What you output should match the data below exactly.

++++

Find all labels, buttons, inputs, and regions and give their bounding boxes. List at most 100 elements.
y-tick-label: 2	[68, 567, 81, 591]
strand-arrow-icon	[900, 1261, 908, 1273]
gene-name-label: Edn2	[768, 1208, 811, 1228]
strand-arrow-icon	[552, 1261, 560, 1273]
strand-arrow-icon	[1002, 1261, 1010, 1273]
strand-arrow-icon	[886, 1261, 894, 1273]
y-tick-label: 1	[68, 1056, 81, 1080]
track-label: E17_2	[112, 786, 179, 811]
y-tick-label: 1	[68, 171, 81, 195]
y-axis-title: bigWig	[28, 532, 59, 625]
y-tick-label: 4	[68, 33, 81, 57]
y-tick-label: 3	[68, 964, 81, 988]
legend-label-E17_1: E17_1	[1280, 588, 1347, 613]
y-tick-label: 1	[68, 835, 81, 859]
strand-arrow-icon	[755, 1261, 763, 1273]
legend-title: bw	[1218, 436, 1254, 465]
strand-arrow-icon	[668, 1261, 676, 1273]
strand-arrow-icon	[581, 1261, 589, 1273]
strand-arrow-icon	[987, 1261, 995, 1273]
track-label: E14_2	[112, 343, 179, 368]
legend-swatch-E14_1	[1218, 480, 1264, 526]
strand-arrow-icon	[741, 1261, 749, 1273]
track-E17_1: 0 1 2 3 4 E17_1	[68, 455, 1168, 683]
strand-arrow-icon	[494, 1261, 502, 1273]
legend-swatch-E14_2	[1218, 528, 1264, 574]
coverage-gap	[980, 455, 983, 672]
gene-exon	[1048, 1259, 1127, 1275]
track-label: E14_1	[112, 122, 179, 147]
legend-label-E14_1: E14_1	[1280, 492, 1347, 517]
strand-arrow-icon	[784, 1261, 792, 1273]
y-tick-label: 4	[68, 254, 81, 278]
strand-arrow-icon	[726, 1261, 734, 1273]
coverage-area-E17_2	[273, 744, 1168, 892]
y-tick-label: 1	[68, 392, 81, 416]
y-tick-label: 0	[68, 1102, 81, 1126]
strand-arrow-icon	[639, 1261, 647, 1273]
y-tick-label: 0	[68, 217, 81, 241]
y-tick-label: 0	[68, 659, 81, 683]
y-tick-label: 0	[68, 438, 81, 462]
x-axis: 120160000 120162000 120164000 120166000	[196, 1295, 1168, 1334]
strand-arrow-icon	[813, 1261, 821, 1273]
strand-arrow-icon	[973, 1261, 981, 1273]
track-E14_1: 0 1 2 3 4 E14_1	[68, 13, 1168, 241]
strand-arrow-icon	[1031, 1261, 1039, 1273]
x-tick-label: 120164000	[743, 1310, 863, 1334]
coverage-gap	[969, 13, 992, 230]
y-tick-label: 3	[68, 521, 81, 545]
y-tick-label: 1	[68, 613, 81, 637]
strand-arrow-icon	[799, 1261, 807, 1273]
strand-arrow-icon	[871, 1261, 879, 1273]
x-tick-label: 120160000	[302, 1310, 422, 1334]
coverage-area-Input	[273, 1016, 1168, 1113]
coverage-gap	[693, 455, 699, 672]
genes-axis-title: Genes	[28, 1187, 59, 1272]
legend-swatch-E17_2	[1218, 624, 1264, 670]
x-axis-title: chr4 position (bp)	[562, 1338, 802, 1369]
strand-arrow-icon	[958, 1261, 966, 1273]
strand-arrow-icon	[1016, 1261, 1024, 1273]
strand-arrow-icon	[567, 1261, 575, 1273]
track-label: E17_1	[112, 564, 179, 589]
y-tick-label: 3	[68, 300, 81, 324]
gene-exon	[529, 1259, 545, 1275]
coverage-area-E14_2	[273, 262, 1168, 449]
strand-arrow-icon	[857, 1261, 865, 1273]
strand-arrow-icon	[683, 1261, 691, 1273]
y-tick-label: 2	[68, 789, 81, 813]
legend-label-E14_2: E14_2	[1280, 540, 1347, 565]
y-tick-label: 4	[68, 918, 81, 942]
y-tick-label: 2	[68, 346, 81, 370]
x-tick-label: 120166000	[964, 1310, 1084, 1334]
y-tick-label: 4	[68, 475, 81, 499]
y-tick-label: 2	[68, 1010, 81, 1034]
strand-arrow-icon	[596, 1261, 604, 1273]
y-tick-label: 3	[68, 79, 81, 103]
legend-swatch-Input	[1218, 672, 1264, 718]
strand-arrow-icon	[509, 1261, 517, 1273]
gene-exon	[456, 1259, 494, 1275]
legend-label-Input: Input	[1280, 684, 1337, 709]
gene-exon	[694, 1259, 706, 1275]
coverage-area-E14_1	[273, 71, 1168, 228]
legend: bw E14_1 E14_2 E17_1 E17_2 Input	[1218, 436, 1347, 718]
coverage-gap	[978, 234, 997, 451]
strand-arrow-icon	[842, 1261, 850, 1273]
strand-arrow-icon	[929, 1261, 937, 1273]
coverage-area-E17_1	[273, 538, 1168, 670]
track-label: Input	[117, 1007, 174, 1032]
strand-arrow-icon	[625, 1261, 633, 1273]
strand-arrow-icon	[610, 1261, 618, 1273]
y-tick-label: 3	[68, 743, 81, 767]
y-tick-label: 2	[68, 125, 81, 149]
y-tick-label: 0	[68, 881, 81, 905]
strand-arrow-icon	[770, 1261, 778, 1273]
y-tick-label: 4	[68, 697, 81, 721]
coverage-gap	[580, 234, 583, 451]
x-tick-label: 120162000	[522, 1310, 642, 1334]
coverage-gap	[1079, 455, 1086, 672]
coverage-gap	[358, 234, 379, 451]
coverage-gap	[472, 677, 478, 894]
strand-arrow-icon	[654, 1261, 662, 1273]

++++

_SOLUTION_:
Find all labels, buttons, inputs, and regions and give their bounding boxes. List at most 100 elements.
y-tick-label: 2	[68, 567, 81, 591]
strand-arrow-icon	[900, 1261, 908, 1273]
gene-name-label: Edn2	[768, 1208, 811, 1228]
strand-arrow-icon	[552, 1261, 560, 1273]
strand-arrow-icon	[1002, 1261, 1010, 1273]
strand-arrow-icon	[886, 1261, 894, 1273]
y-tick-label: 1	[68, 1056, 81, 1080]
track-label: E17_2	[112, 786, 179, 811]
y-tick-label: 1	[68, 171, 81, 195]
y-axis-title: bigWig	[28, 532, 59, 625]
y-tick-label: 4	[68, 33, 81, 57]
y-tick-label: 3	[68, 964, 81, 988]
legend-label-E17_1: E17_1	[1280, 588, 1347, 613]
y-tick-label: 1	[68, 835, 81, 859]
strand-arrow-icon	[755, 1261, 763, 1273]
legend-title: bw	[1218, 436, 1254, 465]
strand-arrow-icon	[668, 1261, 676, 1273]
strand-arrow-icon	[581, 1261, 589, 1273]
strand-arrow-icon	[987, 1261, 995, 1273]
track-label: E14_2	[112, 343, 179, 368]
legend-swatch-E14_1	[1218, 480, 1264, 526]
strand-arrow-icon	[741, 1261, 749, 1273]
track-E17_1: 0 1 2 3 4 E17_1	[68, 455, 1168, 683]
strand-arrow-icon	[494, 1261, 502, 1273]
legend-swatch-E14_2	[1218, 528, 1264, 574]
coverage-gap	[980, 455, 983, 672]
gene-exon	[1048, 1259, 1127, 1275]
track-label: E14_1	[112, 122, 179, 147]
legend-label-E14_1: E14_1	[1280, 492, 1347, 517]
strand-arrow-icon	[784, 1261, 792, 1273]
y-tick-label: 4	[68, 254, 81, 278]
strand-arrow-icon	[726, 1261, 734, 1273]
coverage-area-E17_2	[273, 744, 1168, 892]
y-tick-label: 1	[68, 392, 81, 416]
y-tick-label: 0	[68, 1102, 81, 1126]
strand-arrow-icon	[639, 1261, 647, 1273]
y-tick-label: 0	[68, 217, 81, 241]
y-tick-label: 0	[68, 659, 81, 683]
y-tick-label: 0	[68, 438, 81, 462]
x-axis: 120160000 120162000 120164000 120166000	[196, 1295, 1168, 1334]
strand-arrow-icon	[813, 1261, 821, 1273]
strand-arrow-icon	[973, 1261, 981, 1273]
track-E14_1: 0 1 2 3 4 E14_1	[68, 13, 1168, 241]
strand-arrow-icon	[1031, 1261, 1039, 1273]
x-tick-label: 120164000	[743, 1310, 863, 1334]
coverage-gap	[969, 13, 992, 230]
y-tick-label: 3	[68, 521, 81, 545]
y-tick-label: 1	[68, 613, 81, 637]
strand-arrow-icon	[799, 1261, 807, 1273]
strand-arrow-icon	[871, 1261, 879, 1273]
x-tick-label: 120160000	[302, 1310, 422, 1334]
coverage-area-Input	[273, 1016, 1168, 1113]
coverage-gap	[693, 455, 699, 672]
genes-axis-title: Genes	[28, 1187, 59, 1272]
legend-swatch-E17_2	[1218, 624, 1264, 670]
x-axis-title: chr4 position (bp)	[562, 1338, 802, 1369]
strand-arrow-icon	[958, 1261, 966, 1273]
strand-arrow-icon	[1016, 1261, 1024, 1273]
strand-arrow-icon	[567, 1261, 575, 1273]
track-label: E17_1	[112, 564, 179, 589]
y-tick-label: 3	[68, 300, 81, 324]
gene-exon	[529, 1259, 545, 1275]
coverage-area-E14_2	[273, 262, 1168, 449]
strand-arrow-icon	[857, 1261, 865, 1273]
strand-arrow-icon	[683, 1261, 691, 1273]
y-tick-label: 2	[68, 789, 81, 813]
legend-label-E14_2: E14_2	[1280, 540, 1347, 565]
y-tick-label: 4	[68, 918, 81, 942]
y-tick-label: 2	[68, 346, 81, 370]
x-tick-label: 120166000	[964, 1310, 1084, 1334]
y-tick-label: 4	[68, 475, 81, 499]
y-tick-label: 2	[68, 1010, 81, 1034]
strand-arrow-icon	[596, 1261, 604, 1273]
y-tick-label: 3	[68, 79, 81, 103]
legend-swatch-Input	[1218, 672, 1264, 718]
strand-arrow-icon	[509, 1261, 517, 1273]
gene-exon	[456, 1259, 494, 1275]
legend-label-Input: Input	[1280, 684, 1337, 709]
gene-exon	[694, 1259, 706, 1275]
coverage-area-E14_1	[273, 71, 1168, 228]
legend: bw E14_1 E14_2 E17_1 E17_2 Input	[1218, 436, 1347, 718]
coverage-gap	[978, 234, 997, 451]
strand-arrow-icon	[842, 1261, 850, 1273]
strand-arrow-icon	[929, 1261, 937, 1273]
coverage-area-E17_1	[273, 538, 1168, 670]
track-label: Input	[117, 1007, 174, 1032]
strand-arrow-icon	[625, 1261, 633, 1273]
strand-arrow-icon	[610, 1261, 618, 1273]
y-tick-label: 3	[68, 743, 81, 767]
y-tick-label: 2	[68, 125, 81, 149]
y-tick-label: 0	[68, 881, 81, 905]
strand-arrow-icon	[770, 1261, 778, 1273]
y-tick-label: 4	[68, 697, 81, 721]
coverage-gap	[580, 234, 583, 451]
x-tick-label: 120162000	[522, 1310, 642, 1334]
coverage-gap	[1079, 455, 1086, 672]
coverage-gap	[358, 234, 379, 451]
coverage-gap	[472, 677, 478, 894]
strand-arrow-icon	[654, 1261, 662, 1273]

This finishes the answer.